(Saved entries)
++++

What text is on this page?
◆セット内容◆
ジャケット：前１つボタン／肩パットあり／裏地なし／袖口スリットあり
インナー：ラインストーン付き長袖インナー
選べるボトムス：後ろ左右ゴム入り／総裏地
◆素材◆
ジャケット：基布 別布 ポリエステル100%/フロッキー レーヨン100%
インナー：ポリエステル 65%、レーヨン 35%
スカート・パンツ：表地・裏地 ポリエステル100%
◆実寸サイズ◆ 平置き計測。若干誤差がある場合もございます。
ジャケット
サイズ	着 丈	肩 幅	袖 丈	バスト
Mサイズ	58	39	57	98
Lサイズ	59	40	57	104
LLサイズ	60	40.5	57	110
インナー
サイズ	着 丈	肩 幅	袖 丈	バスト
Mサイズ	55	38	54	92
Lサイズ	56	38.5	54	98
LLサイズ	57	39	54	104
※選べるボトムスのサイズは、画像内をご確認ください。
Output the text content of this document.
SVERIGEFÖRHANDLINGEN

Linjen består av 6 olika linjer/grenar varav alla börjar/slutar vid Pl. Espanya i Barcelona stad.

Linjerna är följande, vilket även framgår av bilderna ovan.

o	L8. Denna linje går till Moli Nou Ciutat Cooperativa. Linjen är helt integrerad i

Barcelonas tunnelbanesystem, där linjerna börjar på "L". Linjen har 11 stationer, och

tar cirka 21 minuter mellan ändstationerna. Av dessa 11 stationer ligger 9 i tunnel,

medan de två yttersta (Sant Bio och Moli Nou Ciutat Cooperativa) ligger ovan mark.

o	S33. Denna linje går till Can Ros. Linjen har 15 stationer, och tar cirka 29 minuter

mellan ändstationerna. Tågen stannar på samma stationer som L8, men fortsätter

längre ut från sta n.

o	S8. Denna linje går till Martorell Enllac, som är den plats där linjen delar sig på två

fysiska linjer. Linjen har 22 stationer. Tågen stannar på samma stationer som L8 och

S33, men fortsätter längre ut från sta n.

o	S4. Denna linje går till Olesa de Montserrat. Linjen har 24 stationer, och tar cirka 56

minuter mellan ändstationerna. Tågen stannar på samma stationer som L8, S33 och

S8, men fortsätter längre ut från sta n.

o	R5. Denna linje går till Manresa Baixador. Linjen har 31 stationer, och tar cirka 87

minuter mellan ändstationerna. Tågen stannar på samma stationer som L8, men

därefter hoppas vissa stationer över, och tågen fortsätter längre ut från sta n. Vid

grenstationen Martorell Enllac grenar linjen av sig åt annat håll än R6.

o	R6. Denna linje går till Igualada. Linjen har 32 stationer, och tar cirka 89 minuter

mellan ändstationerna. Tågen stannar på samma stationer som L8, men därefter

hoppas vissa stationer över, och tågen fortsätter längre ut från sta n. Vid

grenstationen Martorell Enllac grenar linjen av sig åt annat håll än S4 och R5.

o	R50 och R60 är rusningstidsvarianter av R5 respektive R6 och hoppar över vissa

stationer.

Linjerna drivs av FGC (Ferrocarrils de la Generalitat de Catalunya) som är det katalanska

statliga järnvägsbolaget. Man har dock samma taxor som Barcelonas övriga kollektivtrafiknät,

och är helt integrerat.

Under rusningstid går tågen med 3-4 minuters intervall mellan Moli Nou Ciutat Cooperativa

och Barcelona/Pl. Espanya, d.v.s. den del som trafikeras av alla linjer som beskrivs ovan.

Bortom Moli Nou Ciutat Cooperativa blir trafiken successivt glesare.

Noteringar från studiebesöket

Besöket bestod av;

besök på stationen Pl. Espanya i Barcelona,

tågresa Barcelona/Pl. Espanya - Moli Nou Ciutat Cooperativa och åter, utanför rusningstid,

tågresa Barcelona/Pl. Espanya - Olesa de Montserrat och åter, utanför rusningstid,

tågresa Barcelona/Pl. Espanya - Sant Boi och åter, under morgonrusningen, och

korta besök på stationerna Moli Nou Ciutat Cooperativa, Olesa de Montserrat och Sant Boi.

++++

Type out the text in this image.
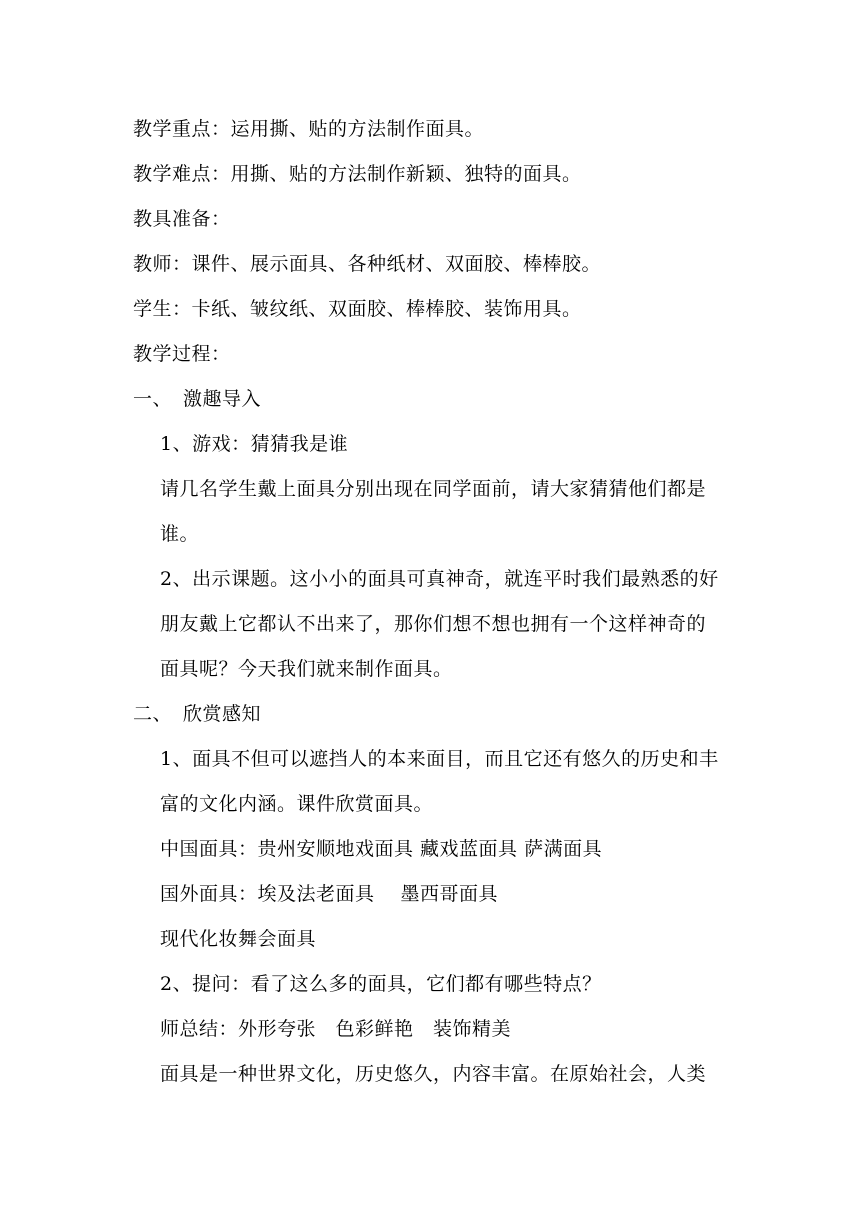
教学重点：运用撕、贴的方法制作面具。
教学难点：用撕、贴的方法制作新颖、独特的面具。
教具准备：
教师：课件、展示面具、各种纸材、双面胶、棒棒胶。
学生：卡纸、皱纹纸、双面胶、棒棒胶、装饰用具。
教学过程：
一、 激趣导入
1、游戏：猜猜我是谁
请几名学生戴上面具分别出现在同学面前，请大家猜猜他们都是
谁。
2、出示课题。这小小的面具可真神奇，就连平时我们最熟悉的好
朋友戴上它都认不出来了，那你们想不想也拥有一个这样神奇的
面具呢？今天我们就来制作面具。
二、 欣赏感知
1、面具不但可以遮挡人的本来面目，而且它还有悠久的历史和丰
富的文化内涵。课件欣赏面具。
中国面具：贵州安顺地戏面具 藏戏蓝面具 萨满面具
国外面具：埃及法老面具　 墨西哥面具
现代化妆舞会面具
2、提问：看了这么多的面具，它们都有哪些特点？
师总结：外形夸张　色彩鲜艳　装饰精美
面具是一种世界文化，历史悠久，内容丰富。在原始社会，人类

++++

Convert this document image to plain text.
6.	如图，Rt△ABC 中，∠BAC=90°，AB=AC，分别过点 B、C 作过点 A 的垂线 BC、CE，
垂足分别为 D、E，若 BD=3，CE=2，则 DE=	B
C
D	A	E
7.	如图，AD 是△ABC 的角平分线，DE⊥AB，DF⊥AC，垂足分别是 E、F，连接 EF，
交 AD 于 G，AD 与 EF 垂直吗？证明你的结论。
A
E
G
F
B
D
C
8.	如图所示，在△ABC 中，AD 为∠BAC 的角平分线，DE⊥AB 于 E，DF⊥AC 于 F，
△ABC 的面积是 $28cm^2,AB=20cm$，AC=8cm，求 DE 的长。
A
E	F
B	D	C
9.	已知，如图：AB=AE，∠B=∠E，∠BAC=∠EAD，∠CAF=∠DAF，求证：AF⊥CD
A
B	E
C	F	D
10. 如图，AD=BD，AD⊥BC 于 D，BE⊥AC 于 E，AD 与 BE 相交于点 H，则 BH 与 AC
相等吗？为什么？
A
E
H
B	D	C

++++

▶ **STATED PROBLEM**:
Check each line above for the word "börjar", and copy the lines where it appears.

▶ **RESPONSE FOR THIS EXERCISE**:
Linjen består av 6 olika linjer/grenar varav alla börjar/slutar vid Pl. Espanya i Barcelona stad.
Barcelonas tunnelbanesystem, där linjerna börjar på "L". Linjen har 11 stationer, och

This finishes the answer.